» Recorded data:
## BEGIN

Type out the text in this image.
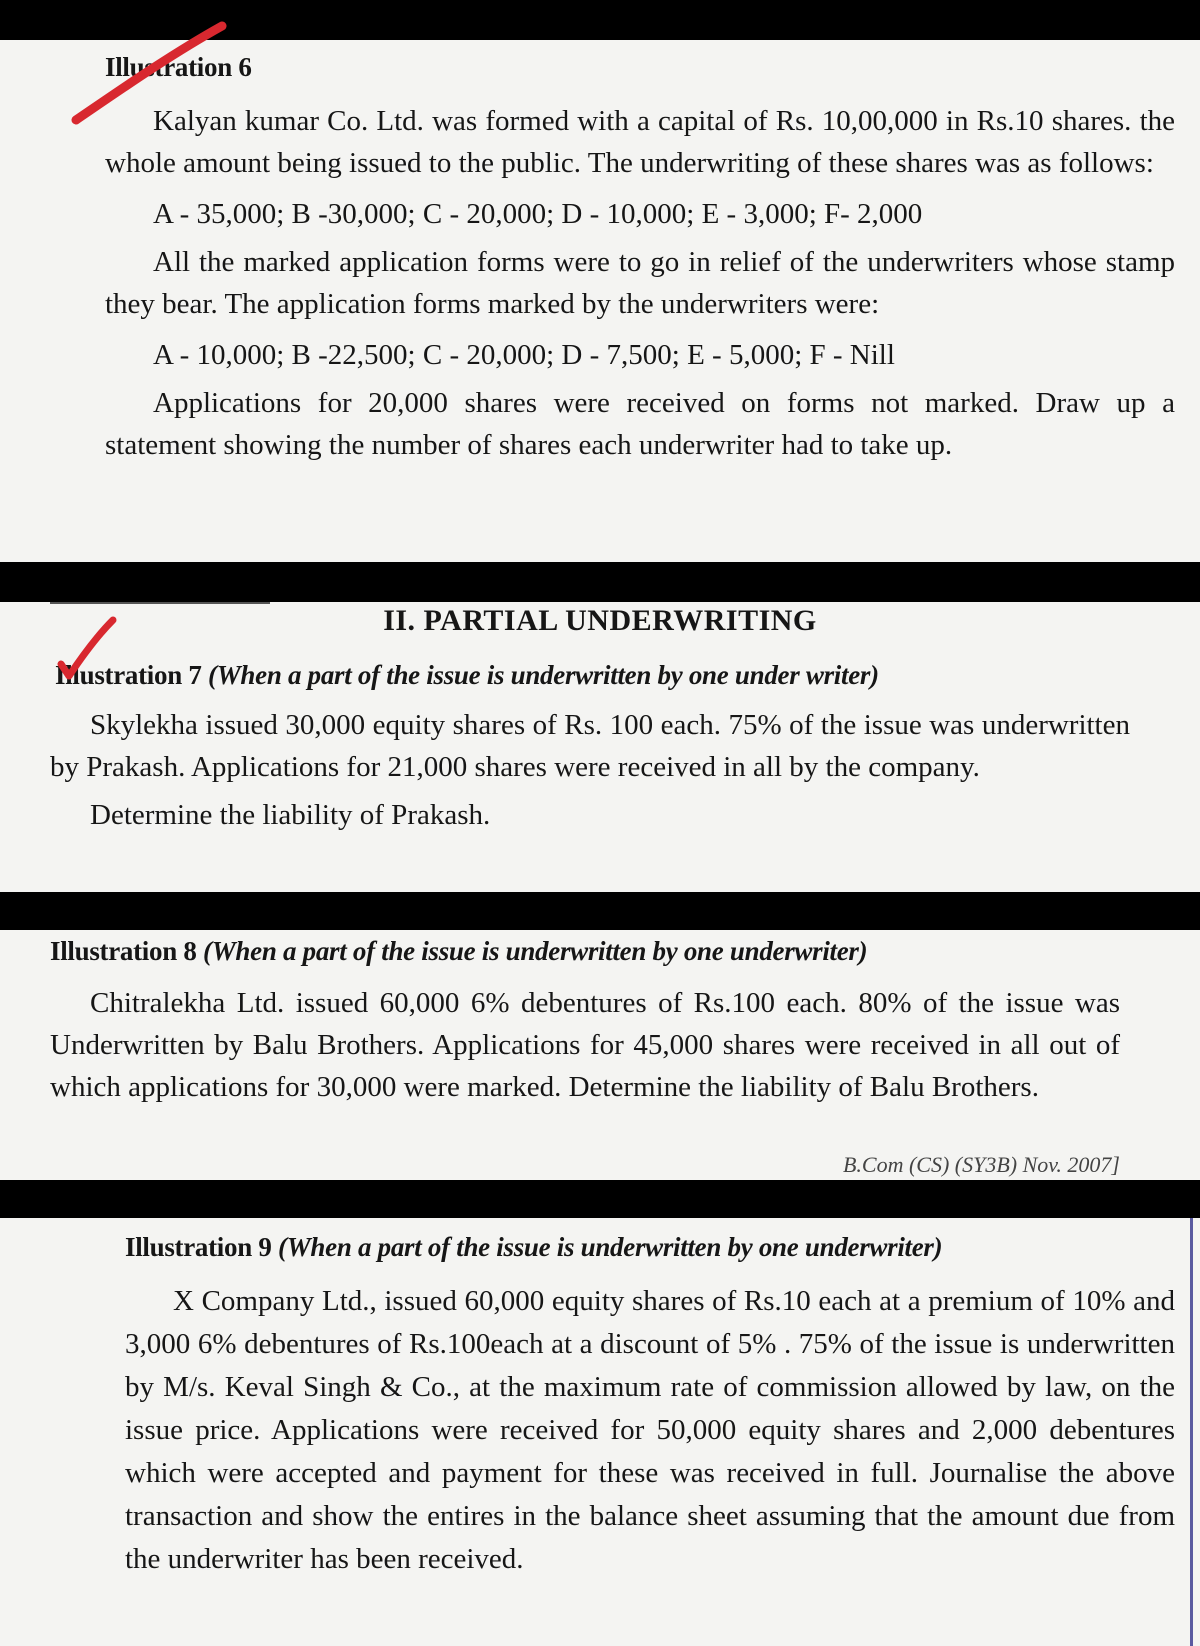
Illustration 6

Kalyan kumar Co. Ltd. was formed with a capital of Rs. 10,00,000 in Rs.10 shares. the whole amount being issued to the public. The underwriting of these shares was as follows:

A - 35,000; B -30,000; C - 20,000; D - 10,000; E - 3,000; F- 2,000

All the marked application forms were to go in relief of the underwriters whose stamp they bear. The application forms marked by the underwriters were:

A - 10,000; B -22,500; C - 20,000; D - 7,500; E - 5,000; F - Nill

Applications for 20,000 shares were received on forms not marked. Draw up a statement showing the number of shares each underwriter had to take up.

II. PARTIAL UNDERWRITING

Illustration 7 (When a part of the issue is underwritten by one under writer)

Skylekha issued 30,000 equity shares of Rs. 100 each. 75% of the issue was underwritten by Prakash. Applications for 21,000 shares were received in all by the company.

Determine the liability of Prakash.

Illustration 8 (When a part of the issue is underwritten by one underwriter)

Chitralekha Ltd. issued 60,000 6% debentures of Rs.100 each. 80% of the issue was Underwritten by Balu Brothers. Applications for 45,000 shares were received in all out of which applications for 30,000 were marked. Determine the liability of Balu Brothers.

B.Com (CS) (SY3B) Nov. 2007]

Illustration 9 (When a part of the issue is underwritten by one underwriter)

X Company Ltd., issued 60,000 equity shares of Rs.10 each at a premium of 10% and 3,000 6% debentures of Rs.100each at a discount of 5% . 75% of the issue is underwritten by M/s. Keval Singh & Co., at the maximum rate of commission allowed by law, on the issue price. Applications were received for 50,000 equity shares and 2,000 debentures which were accepted and payment for these was received in full. Journalise the above transaction and show the entires in the balance sheet assuming that the amount due from the underwriter has been received.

## END

» Task description:
From the material above, copy each line that includes the word "liability".

» The answer:
Determine the liability of Prakash.
Chitralekha Ltd. issued 60,000 6% debentures of Rs.100 each. 80% of the issue was Underwritten by Balu Brothers. Applications for 45,000 shares were received in all out of which applications for 30,000 were marked. Determine the liability of Balu Brothers.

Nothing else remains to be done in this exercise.